--- ENTRIES PROVIDED ---
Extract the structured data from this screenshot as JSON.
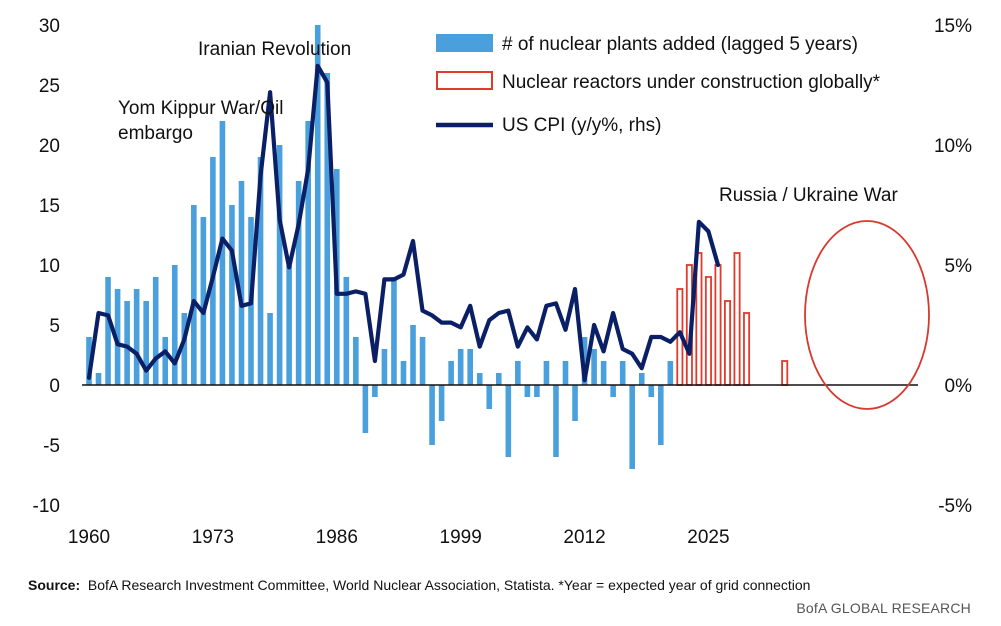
{
  "chart_data": {
    "type": "bar+line",
    "title": "",
    "colors": {
      "bar": "#4aa0dc",
      "construction": "#e03a2a",
      "cpi": "#0b1f66",
      "highlight_ellipse": "#d63a2f"
    },
    "x_ticks": [
      "1960",
      "1973",
      "1986",
      "1999",
      "2012",
      "2025"
    ],
    "y_left_ticks": [
      "30",
      "25",
      "20",
      "15",
      "10",
      "5",
      "0",
      "-5",
      "-10"
    ],
    "y_left_range": [
      -10,
      30
    ],
    "y_right_ticks": [
      "15%",
      "10%",
      "5%",
      "0%",
      "-5%"
    ],
    "y_right_range": [
      -5,
      15
    ],
    "legend": {
      "placement": "top-right",
      "items": [
        {
          "name": "# of nuclear plants added (lagged 5 years)",
          "style": "bar"
        },
        {
          "name": "Nuclear reactors under construction globally*",
          "style": "outline-bar"
        },
        {
          "name": "US CPI (y/y%, rhs)",
          "style": "line"
        }
      ]
    },
    "annotations": [
      "Yom Kippur War/Oil",
      "embargo",
      "Iranian Revolution",
      "Russia / Ukraine War"
    ],
    "series": [
      {
        "name": "# of nuclear plants added (lagged 5 years)",
        "axis": "left",
        "years": [
          1960,
          1961,
          1962,
          1963,
          1964,
          1965,
          1966,
          1967,
          1968,
          1969,
          1970,
          1971,
          1972,
          1973,
          1974,
          1975,
          1976,
          1977,
          1978,
          1979,
          1980,
          1981,
          1982,
          1983,
          1984,
          1985,
          1986,
          1987,
          1988,
          1989,
          1990,
          1991,
          1992,
          1993,
          1994,
          1995,
          1996,
          1997,
          1998,
          1999,
          2000,
          2001,
          2002,
          2003,
          2004,
          2005,
          2006,
          2007,
          2008,
          2009,
          2010,
          2011,
          2012,
          2013,
          2014,
          2015,
          2016,
          2017,
          2018,
          2019,
          2020,
          2021
        ],
        "values": [
          4,
          1,
          9,
          8,
          7,
          8,
          7,
          9,
          4,
          10,
          6,
          15,
          14,
          19,
          22,
          15,
          17,
          14,
          19,
          6,
          20,
          10,
          17,
          22,
          30,
          26,
          18,
          9,
          4,
          -4,
          -1,
          3,
          9,
          2,
          5,
          4,
          -5,
          -3,
          2,
          3,
          3,
          1,
          -2,
          1,
          -6,
          2,
          -1,
          -1,
          2,
          -6,
          2,
          -3,
          4,
          3,
          2,
          -1,
          2,
          -7,
          1,
          -1,
          -5,
          2
        ]
      },
      {
        "name": "Nuclear reactors under construction globally*",
        "axis": "left",
        "years": [
          2022,
          2023,
          2024,
          2025,
          2026,
          2027,
          2028,
          2029,
          2030,
          2031,
          2032,
          2033
        ],
        "values": [
          8,
          10,
          11,
          9,
          10,
          7,
          11,
          6,
          0,
          0,
          0,
          2
        ]
      },
      {
        "name": "US CPI (y/y%, rhs)",
        "axis": "right",
        "years": [
          1960,
          1961,
          1962,
          1963,
          1964,
          1965,
          1966,
          1967,
          1968,
          1969,
          1970,
          1971,
          1972,
          1973,
          1974,
          1975,
          1976,
          1977,
          1978,
          1979,
          1980,
          1981,
          1982,
          1983,
          1984,
          1985,
          1986,
          1987,
          1988,
          1989,
          1990,
          1991,
          1992,
          1993,
          1994,
          1995,
          1996,
          1997,
          1998,
          1999,
          2000,
          2001,
          2002,
          2003,
          2004,
          2005,
          2006,
          2007,
          2008,
          2009,
          2010,
          2011,
          2012,
          2013,
          2014,
          2015,
          2016,
          2017,
          2018,
          2019,
          2020,
          2021,
          2022,
          2023,
          2024,
          2025,
          2026,
          2027
        ],
        "values": [
          0.3,
          3.0,
          2.9,
          1.7,
          1.6,
          1.3,
          0.6,
          1.1,
          1.4,
          0.9,
          1.9,
          3.5,
          3.0,
          4.5,
          6.1,
          5.6,
          3.3,
          3.4,
          8.7,
          12.2,
          6.9,
          4.9,
          6.7,
          9.0,
          13.3,
          12.6,
          3.8,
          3.8,
          3.9,
          3.8,
          1.0,
          4.4,
          4.4,
          4.6,
          6.0,
          3.1,
          2.9,
          2.6,
          2.6,
          2.4,
          3.3,
          1.6,
          2.7,
          3.0,
          3.1,
          1.6,
          2.4,
          1.9,
          3.3,
          3.4,
          2.3,
          4.0,
          0.2,
          2.5,
          1.4,
          3.0,
          1.5,
          1.3,
          0.7,
          2.0,
          2.0,
          1.8,
          2.2,
          1.3,
          6.8,
          6.4,
          5.0,
          null
        ]
      }
    ]
  },
  "footer": {
    "source_label": "Source:",
    "source_text": "BofA Research Investment Committee, World Nuclear Association, Statista. *Year = expected year of grid connection",
    "brand": "BofA GLOBAL RESEARCH"
  }
}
---
- **PROBLEM TO WORK ON**:
Write the entries above out again exactly, but not the pictures.

- **ANSWER TO THIS EXERCISE**:
Extract the structured data from this screenshot as JSON.
{
  "chart_data": {
    "type": "bar+line",
    "title": "",
    "colors": {
      "bar": "#4aa0dc",
      "construction": "#e03a2a",
      "cpi": "#0b1f66",
      "highlight_ellipse": "#d63a2f"
    },
    "x_ticks": [
      "1960",
      "1973",
      "1986",
      "1999",
      "2012",
      "2025"
    ],
    "y_left_ticks": [
      "30",
      "25",
      "20",
      "15",
      "10",
      "5",
      "0",
      "-5",
      "-10"
    ],
    "y_left_range": [
      -10,
      30
    ],
    "y_right_ticks": [
      "15%",
      "10%",
      "5%",
      "0%",
      "-5%"
    ],
    "y_right_range": [
      -5,
      15
    ],
    "legend": {
      "placement": "top-right",
      "items": [
        {
          "name": "# of nuclear plants added (lagged 5 years)",
          "style": "bar"
        },
        {
          "name": "Nuclear reactors under construction globally*",
          "style": "outline-bar"
        },
        {
          "name": "US CPI (y/y%, rhs)",
          "style": "line"
        }
      ]
    },
    "annotations": [
      "Yom Kippur War/Oil",
      "embargo",
      "Iranian Revolution",
      "Russia / Ukraine War"
    ],
    "series": [
      {
        "name": "# of nuclear plants added (lagged 5 years)",
        "axis": "left",
        "years": [
          1960,
          1961,
          1962,
          1963,
          1964,
          1965,
          1966,
          1967,
          1968,
          1969,
          1970,
          1971,
          1972,
          1973,
          1974,
          1975,
          1976,
          1977,
          1978,
          1979,
          1980,
          1981,
          1982,
          1983,
          1984,
          1985,
          1986,
          1987,
          1988,
          1989,
          1990,
          1991,
          1992,
          1993,
          1994,
          1995,
          1996,
          1997,
          1998,
          1999,
          2000,
          2001,
          2002,
          2003,
          2004,
          2005,
          2006,
          2007,
          2008,
          2009,
          2010,
          2011,
          2012,
          2013,
          2014,
          2015,
          2016,
          2017,
          2018,
          2019,
          2020,
          2021
        ],
        "values": [
          4,
          1,
          9,
          8,
          7,
          8,
          7,
          9,
          4,
          10,
          6,
          15,
          14,
          19,
          22,
          15,
          17,
          14,
          19,
          6,
          20,
          10,
          17,
          22,
          30,
          26,
          18,
          9,
          4,
          -4,
          -1,
          3,
          9,
          2,
          5,
          4,
          -5,
          -3,
          2,
          3,
          3,
          1,
          -2,
          1,
          -6,
          2,
          -1,
          -1,
          2,
          -6,
          2,
          -3,
          4,
          3,
          2,
          -1,
          2,
          -7,
          1,
          -1,
          -5,
          2
        ]
      },
      {
        "name": "Nuclear reactors under construction globally*",
        "axis": "left",
        "years": [
          2022,
          2023,
          2024,
          2025,
          2026,
          2027,
          2028,
          2029,
          2030,
          2031,
          2032,
          2033
        ],
        "values": [
          8,
          10,
          11,
          9,
          10,
          7,
          11,
          6,
          0,
          0,
          0,
          2
        ]
      },
      {
        "name": "US CPI (y/y%, rhs)",
        "axis": "right",
        "years": [
          1960,
          1961,
          1962,
          1963,
          1964,
          1965,
          1966,
          1967,
          1968,
          1969,
          1970,
          1971,
          1972,
          1973,
          1974,
          1975,
          1976,
          1977,
          1978,
          1979,
          1980,
          1981,
          1982,
          1983,
          1984,
          1985,
          1986,
          1987,
          1988,
          1989,
          1990,
          1991,
          1992,
          1993,
          1994,
          1995,
          1996,
          1997,
          1998,
          1999,
          2000,
          2001,
          2002,
          2003,
          2004,
          2005,
          2006,
          2007,
          2008,
          2009,
          2010,
          2011,
          2012,
          2013,
          2014,
          2015,
          2016,
          2017,
          2018,
          2019,
          2020,
          2021,
          2022,
          2023,
          2024,
          2025,
          2026,
          2027
        ],
        "values": [
          0.3,
          3.0,
          2.9,
          1.7,
          1.6,
          1.3,
          0.6,
          1.1,
          1.4,
          0.9,
          1.9,
          3.5,
          3.0,
          4.5,
          6.1,
          5.6,
          3.3,
          3.4,
          8.7,
          12.2,
          6.9,
          4.9,
          6.7,
          9.0,
          13.3,
          12.6,
          3.8,
          3.8,
          3.9,
          3.8,
          1.0,
          4.4,
          4.4,
          4.6,
          6.0,
          3.1,
          2.9,
          2.6,
          2.6,
          2.4,
          3.3,
          1.6,
          2.7,
          3.0,
          3.1,
          1.6,
          2.4,
          1.9,
          3.3,
          3.4,
          2.3,
          4.0,
          0.2,
          2.5,
          1.4,
          3.0,
          1.5,
          1.3,
          0.7,
          2.0,
          2.0,
          1.8,
          2.2,
          1.3,
          6.8,
          6.4,
          5.0,
          null
        ]
      }
    ]
  },
  "footer": {
    "source_label": "Source:",
    "source_text": "BofA Research Investment Committee, World Nuclear Association, Statista. *Year = expected year of grid connection",
    "brand": "BofA GLOBAL RESEARCH"
  }
}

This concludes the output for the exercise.